> [Material]:

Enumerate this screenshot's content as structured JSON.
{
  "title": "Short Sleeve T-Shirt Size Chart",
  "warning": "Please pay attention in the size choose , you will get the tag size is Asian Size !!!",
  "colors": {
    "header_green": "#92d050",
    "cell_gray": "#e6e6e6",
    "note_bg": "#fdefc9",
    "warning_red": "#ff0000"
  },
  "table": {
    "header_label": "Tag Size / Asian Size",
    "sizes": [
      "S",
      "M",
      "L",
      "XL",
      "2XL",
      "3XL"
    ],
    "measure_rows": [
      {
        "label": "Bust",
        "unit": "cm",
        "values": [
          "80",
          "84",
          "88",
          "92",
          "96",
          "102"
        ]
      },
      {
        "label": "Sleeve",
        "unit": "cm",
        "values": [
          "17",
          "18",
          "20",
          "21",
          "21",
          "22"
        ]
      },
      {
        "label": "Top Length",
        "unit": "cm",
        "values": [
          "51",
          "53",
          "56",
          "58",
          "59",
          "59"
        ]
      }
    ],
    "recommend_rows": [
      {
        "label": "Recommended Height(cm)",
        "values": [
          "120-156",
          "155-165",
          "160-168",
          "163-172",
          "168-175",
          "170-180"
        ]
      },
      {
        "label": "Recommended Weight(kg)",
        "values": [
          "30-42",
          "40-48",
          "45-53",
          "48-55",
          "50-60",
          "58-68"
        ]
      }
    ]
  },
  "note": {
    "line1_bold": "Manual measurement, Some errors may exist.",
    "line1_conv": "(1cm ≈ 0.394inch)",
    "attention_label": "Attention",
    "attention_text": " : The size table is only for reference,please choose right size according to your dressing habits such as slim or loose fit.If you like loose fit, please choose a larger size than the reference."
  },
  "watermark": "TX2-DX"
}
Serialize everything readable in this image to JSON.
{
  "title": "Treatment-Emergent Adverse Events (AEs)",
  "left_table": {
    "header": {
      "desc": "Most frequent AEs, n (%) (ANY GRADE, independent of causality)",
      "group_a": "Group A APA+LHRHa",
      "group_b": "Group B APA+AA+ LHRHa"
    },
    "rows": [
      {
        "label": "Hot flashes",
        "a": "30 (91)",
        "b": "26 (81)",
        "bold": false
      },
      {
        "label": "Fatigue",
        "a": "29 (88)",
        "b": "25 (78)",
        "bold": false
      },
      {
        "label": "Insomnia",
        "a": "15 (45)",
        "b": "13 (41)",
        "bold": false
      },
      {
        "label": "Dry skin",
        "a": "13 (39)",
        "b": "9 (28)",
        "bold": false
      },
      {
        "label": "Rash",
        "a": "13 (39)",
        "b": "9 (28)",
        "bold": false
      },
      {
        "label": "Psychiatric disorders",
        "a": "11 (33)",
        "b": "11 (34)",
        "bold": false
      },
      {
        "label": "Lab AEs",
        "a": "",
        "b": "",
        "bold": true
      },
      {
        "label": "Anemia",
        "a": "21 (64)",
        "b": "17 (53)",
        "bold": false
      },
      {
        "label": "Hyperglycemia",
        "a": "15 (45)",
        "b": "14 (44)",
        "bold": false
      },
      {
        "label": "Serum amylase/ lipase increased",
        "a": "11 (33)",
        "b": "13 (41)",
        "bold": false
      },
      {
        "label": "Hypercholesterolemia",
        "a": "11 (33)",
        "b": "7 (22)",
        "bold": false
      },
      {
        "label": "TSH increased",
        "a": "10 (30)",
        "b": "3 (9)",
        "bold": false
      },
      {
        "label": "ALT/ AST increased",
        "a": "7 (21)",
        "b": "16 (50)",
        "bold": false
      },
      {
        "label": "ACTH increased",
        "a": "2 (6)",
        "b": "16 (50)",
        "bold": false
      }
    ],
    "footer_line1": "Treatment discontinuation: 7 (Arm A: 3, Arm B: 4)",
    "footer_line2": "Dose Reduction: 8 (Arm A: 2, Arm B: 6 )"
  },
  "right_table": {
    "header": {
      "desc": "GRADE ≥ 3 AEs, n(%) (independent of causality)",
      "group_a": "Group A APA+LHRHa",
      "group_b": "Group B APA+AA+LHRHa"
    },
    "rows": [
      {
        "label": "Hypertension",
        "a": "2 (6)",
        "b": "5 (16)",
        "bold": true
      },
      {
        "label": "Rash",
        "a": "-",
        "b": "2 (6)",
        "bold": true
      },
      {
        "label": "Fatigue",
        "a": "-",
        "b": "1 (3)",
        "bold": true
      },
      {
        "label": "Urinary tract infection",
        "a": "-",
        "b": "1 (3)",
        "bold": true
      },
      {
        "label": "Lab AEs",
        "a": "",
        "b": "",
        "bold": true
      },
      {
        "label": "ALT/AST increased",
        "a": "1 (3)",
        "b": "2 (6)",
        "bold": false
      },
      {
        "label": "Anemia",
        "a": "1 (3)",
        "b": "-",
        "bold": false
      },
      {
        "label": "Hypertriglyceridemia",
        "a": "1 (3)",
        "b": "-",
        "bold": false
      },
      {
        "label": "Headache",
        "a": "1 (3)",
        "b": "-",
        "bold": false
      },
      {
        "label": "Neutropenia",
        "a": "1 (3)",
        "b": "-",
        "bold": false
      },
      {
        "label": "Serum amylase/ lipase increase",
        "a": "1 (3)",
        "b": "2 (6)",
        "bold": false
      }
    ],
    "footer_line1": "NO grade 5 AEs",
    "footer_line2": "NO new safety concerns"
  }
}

> [Exercise brief]:
Repeat the data exactly. Leave nothing out.

> [Written answer]:
Enumerate this screenshot's content as structured JSON.
{
  "title": "Short Sleeve T-Shirt Size Chart",
  "warning": "Please pay attention in the size choose , you will get the tag size is Asian Size !!!",
  "colors": {
    "header_green": "#92d050",
    "cell_gray": "#e6e6e6",
    "note_bg": "#fdefc9",
    "warning_red": "#ff0000"
  },
  "table": {
    "header_label": "Tag Size / Asian Size",
    "sizes": [
      "S",
      "M",
      "L",
      "XL",
      "2XL",
      "3XL"
    ],
    "measure_rows": [
      {
        "label": "Bust",
        "unit": "cm",
        "values": [
          "80",
          "84",
          "88",
          "92",
          "96",
          "102"
        ]
      },
      {
        "label": "Sleeve",
        "unit": "cm",
        "values": [
          "17",
          "18",
          "20",
          "21",
          "21",
          "22"
        ]
      },
      {
        "label": "Top Length",
        "unit": "cm",
        "values": [
          "51",
          "53",
          "56",
          "58",
          "59",
          "59"
        ]
      }
    ],
    "recommend_rows": [
      {
        "label": "Recommended Height(cm)",
        "values": [
          "120-156",
          "155-165",
          "160-168",
          "163-172",
          "168-175",
          "170-180"
        ]
      },
      {
        "label": "Recommended Weight(kg)",
        "values": [
          "30-42",
          "40-48",
          "45-53",
          "48-55",
          "50-60",
          "58-68"
        ]
      }
    ]
  },
  "note": {
    "line1_bold": "Manual measurement, Some errors may exist.",
    "line1_conv": "(1cm ≈ 0.394inch)",
    "attention_label": "Attention",
    "attention_text": " : The size table is only for reference,please choose right size according to your dressing habits such as slim or loose fit.If you like loose fit, please choose a larger size than the reference."
  },
  "watermark": "TX2-DX"
}
Serialize everything readable in this image to JSON.
{
  "title": "Treatment-Emergent Adverse Events (AEs)",
  "left_table": {
    "header": {
      "desc": "Most frequent AEs, n (%) (ANY GRADE, independent of causality)",
      "group_a": "Group A APA+LHRHa",
      "group_b": "Group B APA+AA+ LHRHa"
    },
    "rows": [
      {
        "label": "Hot flashes",
        "a": "30 (91)",
        "b": "26 (81)",
        "bold": false
      },
      {
        "label": "Fatigue",
        "a": "29 (88)",
        "b": "25 (78)",
        "bold": false
      },
      {
        "label": "Insomnia",
        "a": "15 (45)",
        "b": "13 (41)",
        "bold": false
      },
      {
        "label": "Dry skin",
        "a": "13 (39)",
        "b": "9 (28)",
        "bold": false
      },
      {
        "label": "Rash",
        "a": "13 (39)",
        "b": "9 (28)",
        "bold": false
      },
      {
        "label": "Psychiatric disorders",
        "a": "11 (33)",
        "b": "11 (34)",
        "bold": false
      },
      {
        "label": "Lab AEs",
        "a": "",
        "b": "",
        "bold": true
      },
      {
        "label": "Anemia",
        "a": "21 (64)",
        "b": "17 (53)",
        "bold": false
      },
      {
        "label": "Hyperglycemia",
        "a": "15 (45)",
        "b": "14 (44)",
        "bold": false
      },
      {
        "label": "Serum amylase/ lipase increased",
        "a": "11 (33)",
        "b": "13 (41)",
        "bold": false
      },
      {
        "label": "Hypercholesterolemia",
        "a": "11 (33)",
        "b": "7 (22)",
        "bold": false
      },
      {
        "label": "TSH increased",
        "a": "10 (30)",
        "b": "3 (9)",
        "bold": false
      },
      {
        "label": "ALT/ AST increased",
        "a": "7 (21)",
        "b": "16 (50)",
        "bold": false
      },
      {
        "label": "ACTH increased",
        "a": "2 (6)",
        "b": "16 (50)",
        "bold": false
      }
    ],
    "footer_line1": "Treatment discontinuation: 7 (Arm A: 3, Arm B: 4)",
    "footer_line2": "Dose Reduction: 8 (Arm A: 2, Arm B: 6 )"
  },
  "right_table": {
    "header": {
      "desc": "GRADE ≥ 3 AEs, n(%) (independent of causality)",
      "group_a": "Group A APA+LHRHa",
      "group_b": "Group B APA+AA+LHRHa"
    },
    "rows": [
      {
        "label": "Hypertension",
        "a": "2 (6)",
        "b": "5 (16)",
        "bold": true
      },
      {
        "label": "Rash",
        "a": "-",
        "b": "2 (6)",
        "bold": true
      },
      {
        "label": "Fatigue",
        "a": "-",
        "b": "1 (3)",
        "bold": true
      },
      {
        "label": "Urinary tract infection",
        "a": "-",
        "b": "1 (3)",
        "bold": true
      },
      {
        "label": "Lab AEs",
        "a": "",
        "b": "",
        "bold": true
      },
      {
        "label": "ALT/AST increased",
        "a": "1 (3)",
        "b": "2 (6)",
        "bold": false
      },
      {
        "label": "Anemia",
        "a": "1 (3)",
        "b": "-",
        "bold": false
      },
      {
        "label": "Hypertriglyceridemia",
        "a": "1 (3)",
        "b": "-",
        "bold": false
      },
      {
        "label": "Headache",
        "a": "1 (3)",
        "b": "-",
        "bold": false
      },
      {
        "label": "Neutropenia",
        "a": "1 (3)",
        "b": "-",
        "bold": false
      },
      {
        "label": "Serum amylase/ lipase increase",
        "a": "1 (3)",
        "b": "2 (6)",
        "bold": false
      }
    ],
    "footer_line1": "NO grade 5 AEs",
    "footer_line2": "NO new safety concerns"
  }
}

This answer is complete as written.